Dataset records:
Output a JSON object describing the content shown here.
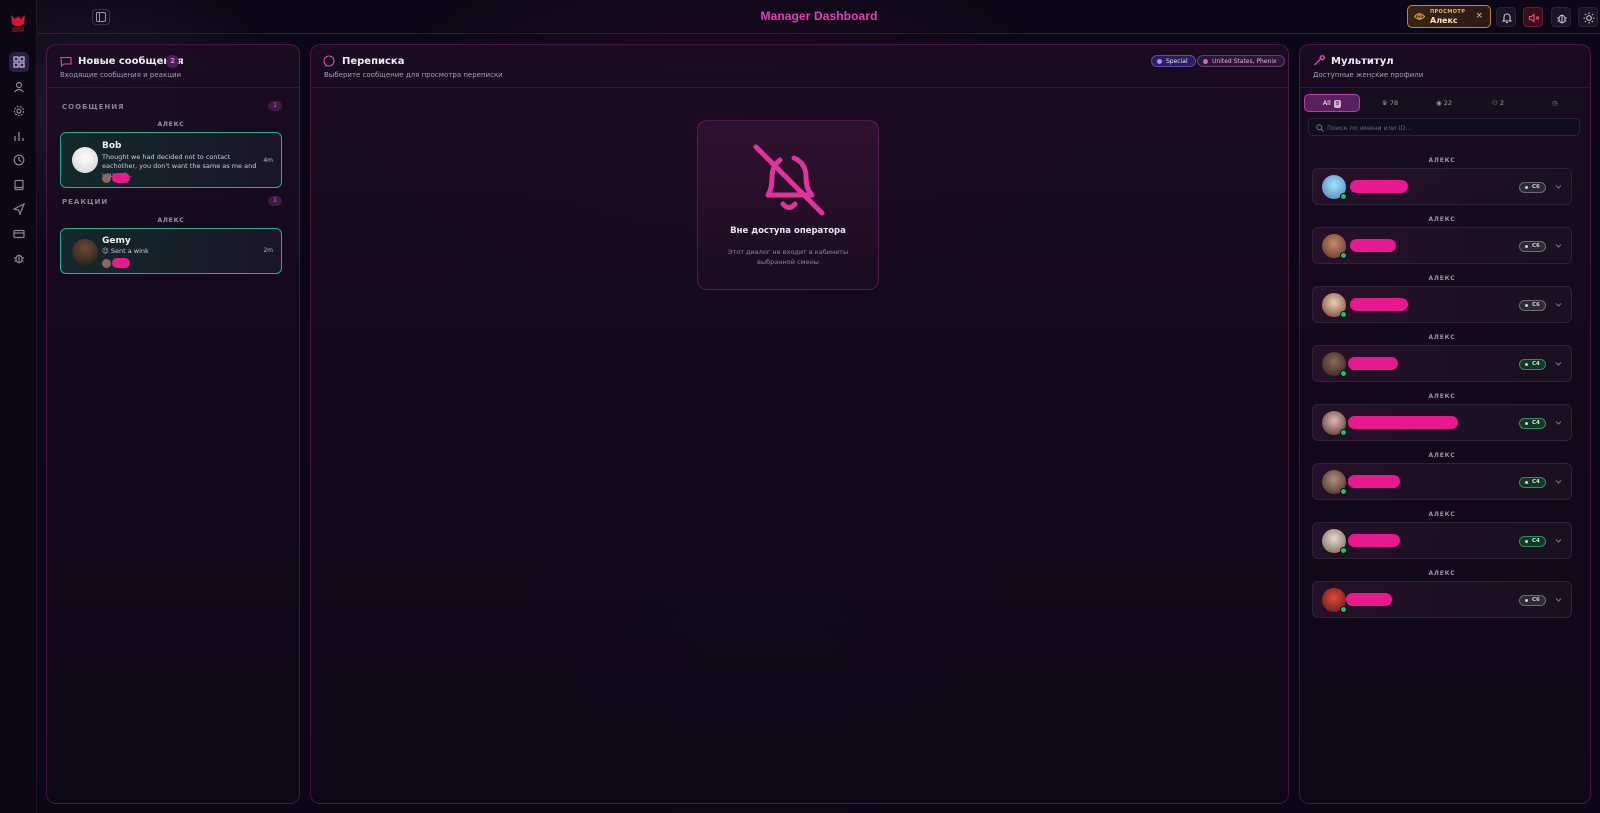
{
  "app": {
    "title": "Manager Dashboard",
    "colors": {
      "accent": "#e23fb8",
      "success": "#1fb190",
      "warning": "#c98520",
      "danger": "#6a1b30"
    }
  },
  "header": {
    "viewing": {
      "label": "ПРОСМОТР",
      "name": "Алекс",
      "close": "×"
    },
    "icons": [
      "panel-toggle-icon",
      "eye-icon",
      "bell-icon",
      "sound-off-icon",
      "bug-icon",
      "sun-icon",
      "logout-icon"
    ]
  },
  "rail": {
    "items": [
      "dashboard-icon",
      "user-icon",
      "settings-icon",
      "chart-icon",
      "clock-icon",
      "book-icon",
      "send-icon",
      "card-icon",
      "bug-icon"
    ]
  },
  "left_panel": {
    "title": "Новые сообщения",
    "count": "2",
    "subtitle": "Входящие сообщения и реакции",
    "sections": [
      {
        "label": "СООБЩЕНИЯ",
        "count": "1",
        "group": "АЛЕКС",
        "item": {
          "name": "Bob",
          "text": "Thought we had decided not to contact eachother, you don't want the same as me and you onl...",
          "time": "4m"
        }
      },
      {
        "label": "РЕАКЦИИ",
        "count": "1",
        "group": "АЛЕКС",
        "item": {
          "name": "Gemy",
          "text": "😉 Sent a wink",
          "time": "2m"
        }
      }
    ]
  },
  "center_panel": {
    "title": "Переписка",
    "subtitle": "Выберите сообщение для просмотра переписки",
    "chips": {
      "special": "Special",
      "location": "United States, Phenix"
    },
    "empty": {
      "title": "Вне доступа оператора",
      "text": "Этот диалог не входит в кабинеты выбранной смены"
    }
  },
  "right_panel": {
    "title": "Мультитул",
    "subtitle": "Доступные женские профили",
    "tabs": [
      {
        "label": "All",
        "count": "8"
      },
      {
        "label": "78"
      },
      {
        "label": "22"
      },
      {
        "label": "2"
      },
      {
        "label": ""
      }
    ],
    "search": {
      "placeholder": "Поиск по имени или ID..."
    },
    "profiles": [
      {
        "group": "АЛЕКС",
        "tag": "C6"
      },
      {
        "group": "АЛЕКС",
        "tag": "C6"
      },
      {
        "group": "АЛЕКС",
        "tag": "C6"
      },
      {
        "group": "АЛЕКС",
        "tag": "C4"
      },
      {
        "group": "АЛЕКС",
        "tag": "C4"
      },
      {
        "group": "АЛЕКС",
        "tag": "C4"
      },
      {
        "group": "АЛЕКС",
        "tag": "C4"
      },
      {
        "group": "АЛЕКС",
        "tag": "C6"
      }
    ]
  }
}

* _The exercise_: Using the data above, write out every line exactly, leaving the images behind.

* _Output for this task_:
Output a JSON object describing the content shown here.
{
  "app": {
    "title": "Manager Dashboard",
    "colors": {
      "accent": "#e23fb8",
      "success": "#1fb190",
      "warning": "#c98520",
      "danger": "#6a1b30"
    }
  },
  "header": {
    "viewing": {
      "label": "ПРОСМОТР",
      "name": "Алекс",
      "close": "×"
    },
    "icons": [
      "panel-toggle-icon",
      "eye-icon",
      "bell-icon",
      "sound-off-icon",
      "bug-icon",
      "sun-icon",
      "logout-icon"
    ]
  },
  "rail": {
    "items": [
      "dashboard-icon",
      "user-icon",
      "settings-icon",
      "chart-icon",
      "clock-icon",
      "book-icon",
      "send-icon",
      "card-icon",
      "bug-icon"
    ]
  },
  "left_panel": {
    "title": "Новые сообщения",
    "count": "2",
    "subtitle": "Входящие сообщения и реакции",
    "sections": [
      {
        "label": "СООБЩЕНИЯ",
        "count": "1",
        "group": "АЛЕКС",
        "item": {
          "name": "Bob",
          "text": "Thought we had decided not to contact eachother, you don't want the same as me and you onl...",
          "time": "4m"
        }
      },
      {
        "label": "РЕАКЦИИ",
        "count": "1",
        "group": "АЛЕКС",
        "item": {
          "name": "Gemy",
          "text": "😉 Sent a wink",
          "time": "2m"
        }
      }
    ]
  },
  "center_panel": {
    "title": "Переписка",
    "subtitle": "Выберите сообщение для просмотра переписки",
    "chips": {
      "special": "Special",
      "location": "United States, Phenix"
    },
    "empty": {
      "title": "Вне доступа оператора",
      "text": "Этот диалог не входит в кабинеты выбранной смены"
    }
  },
  "right_panel": {
    "title": "Мультитул",
    "subtitle": "Доступные женские профили",
    "tabs": [
      {
        "label": "All",
        "count": "8"
      },
      {
        "label": "78"
      },
      {
        "label": "22"
      },
      {
        "label": "2"
      },
      {
        "label": ""
      }
    ],
    "search": {
      "placeholder": "Поиск по имени или ID..."
    },
    "profiles": [
      {
        "group": "АЛЕКС",
        "tag": "C6"
      },
      {
        "group": "АЛЕКС",
        "tag": "C6"
      },
      {
        "group": "АЛЕКС",
        "tag": "C6"
      },
      {
        "group": "АЛЕКС",
        "tag": "C4"
      },
      {
        "group": "АЛЕКС",
        "tag": "C4"
      },
      {
        "group": "АЛЕКС",
        "tag": "C4"
      },
      {
        "group": "АЛЕКС",
        "tag": "C4"
      },
      {
        "group": "АЛЕКС",
        "tag": "C6"
      }
    ]
  }
}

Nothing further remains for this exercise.